**What this task involves**
Repeat, exactly and completely, the material that follows. Omit the pictures.
◆ ◆ ◆
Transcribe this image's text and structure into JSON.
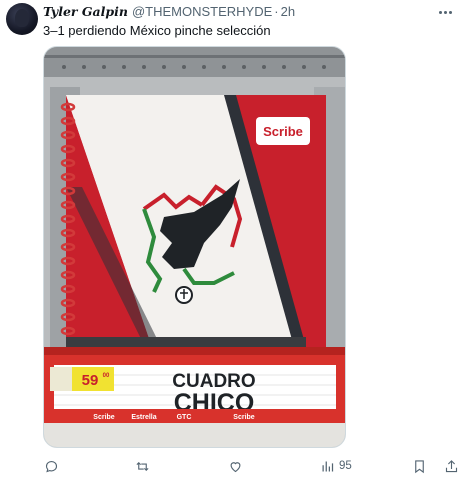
{
  "tweet": {
    "display_name": "Tyler Galpin",
    "handle": "@THEMONSTERHYDE",
    "separator": "·",
    "time": "2h",
    "text": "3–1 perdiendo México pinche selección"
  },
  "media": {
    "brand_label": "Scribe",
    "box_label_line1": "CUADRO",
    "box_label_line2": "CHICO",
    "price_label": "59",
    "price_cents": "00",
    "footer_brands": [
      "Scribe",
      "Estrella",
      "GTC",
      "Scribe"
    ]
  },
  "actions": {
    "reply_icon": "reply-icon",
    "retweet_icon": "retweet-icon",
    "like_icon": "heart-icon",
    "views_icon": "views-icon",
    "views_count": "95",
    "bookmark_icon": "bookmark-icon",
    "share_icon": "share-icon"
  },
  "colors": {
    "accent_red": "#c8202c",
    "muted_text": "#536471"
  }
}
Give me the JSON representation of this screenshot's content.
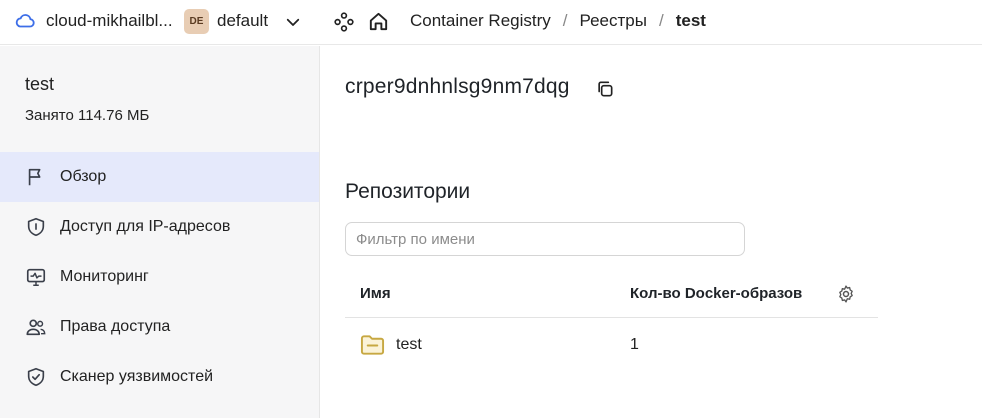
{
  "header": {
    "cloud_name": "cloud-mikhailbl...",
    "folder_badge": "DE",
    "folder_name": "default",
    "breadcrumbs": [
      "Container Registry",
      "Реестры",
      "test"
    ],
    "separator": "/",
    "icons": [
      "cloud-icon",
      "chevron-down-icon",
      "services-icon",
      "home-icon"
    ]
  },
  "sidebar": {
    "title": "test",
    "subtitle": "Занято 114.76 МБ",
    "items": [
      {
        "label": "Обзор",
        "icon": "flag-icon",
        "active": true
      },
      {
        "label": "Доступ для IP-адресов",
        "icon": "shield-icon",
        "active": false
      },
      {
        "label": "Мониторинг",
        "icon": "monitor-icon",
        "active": false
      },
      {
        "label": "Права доступа",
        "icon": "users-icon",
        "active": false
      },
      {
        "label": "Сканер уязвимостей",
        "icon": "shield-check-icon",
        "active": false
      }
    ]
  },
  "main": {
    "registry_id": "crper9dnhnlsg9nm7dqg",
    "repositories_title": "Репозитории",
    "filter": {
      "placeholder": "Фильтр по имени",
      "value": ""
    },
    "table": {
      "columns": [
        "Имя",
        "Кол-во Docker-образов"
      ],
      "rows": [
        {
          "name": "test",
          "count": "1"
        }
      ]
    }
  },
  "colors": {
    "active_bg": "#e5e9fb",
    "sidebar_bg": "#f6f6f7",
    "folder_icon": "#c7a842",
    "cloud_icon": "#3d6ee8",
    "badge_bg": "#e8cdb4"
  }
}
◆ ◆ ◆
**Correct output**
Transcribe this image's text and structure into JSON.
{
  "tweet": {
    "display_name": "Tyler Galpin",
    "handle": "@THEMONSTERHYDE",
    "separator": "·",
    "time": "2h",
    "text": "3–1 perdiendo México pinche selección"
  },
  "media": {
    "brand_label": "Scribe",
    "box_label_line1": "CUADRO",
    "box_label_line2": "CHICO",
    "price_label": "59",
    "price_cents": "00",
    "footer_brands": [
      "Scribe",
      "Estrella",
      "GTC",
      "Scribe"
    ]
  },
  "actions": {
    "reply_icon": "reply-icon",
    "retweet_icon": "retweet-icon",
    "like_icon": "heart-icon",
    "views_icon": "views-icon",
    "views_count": "95",
    "bookmark_icon": "bookmark-icon",
    "share_icon": "share-icon"
  },
  "colors": {
    "accent_red": "#c8202c",
    "muted_text": "#536471"
  }
}
Give me the JSON representation of this screenshot's content.
{
  "header": {
    "cloud_name": "cloud-mikhailbl...",
    "folder_badge": "DE",
    "folder_name": "default",
    "breadcrumbs": [
      "Container Registry",
      "Реестры",
      "test"
    ],
    "separator": "/",
    "icons": [
      "cloud-icon",
      "chevron-down-icon",
      "services-icon",
      "home-icon"
    ]
  },
  "sidebar": {
    "title": "test",
    "subtitle": "Занято 114.76 МБ",
    "items": [
      {
        "label": "Обзор",
        "icon": "flag-icon",
        "active": true
      },
      {
        "label": "Доступ для IP-адресов",
        "icon": "shield-icon",
        "active": false
      },
      {
        "label": "Мониторинг",
        "icon": "monitor-icon",
        "active": false
      },
      {
        "label": "Права доступа",
        "icon": "users-icon",
        "active": false
      },
      {
        "label": "Сканер уязвимостей",
        "icon": "shield-check-icon",
        "active": false
      }
    ]
  },
  "main": {
    "registry_id": "crper9dnhnlsg9nm7dqg",
    "repositories_title": "Репозитории",
    "filter": {
      "placeholder": "Фильтр по имени",
      "value": ""
    },
    "table": {
      "columns": [
        "Имя",
        "Кол-во Docker-образов"
      ],
      "rows": [
        {
          "name": "test",
          "count": "1"
        }
      ]
    }
  },
  "colors": {
    "active_bg": "#e5e9fb",
    "sidebar_bg": "#f6f6f7",
    "folder_icon": "#c7a842",
    "cloud_icon": "#3d6ee8",
    "badge_bg": "#e8cdb4"
  }
}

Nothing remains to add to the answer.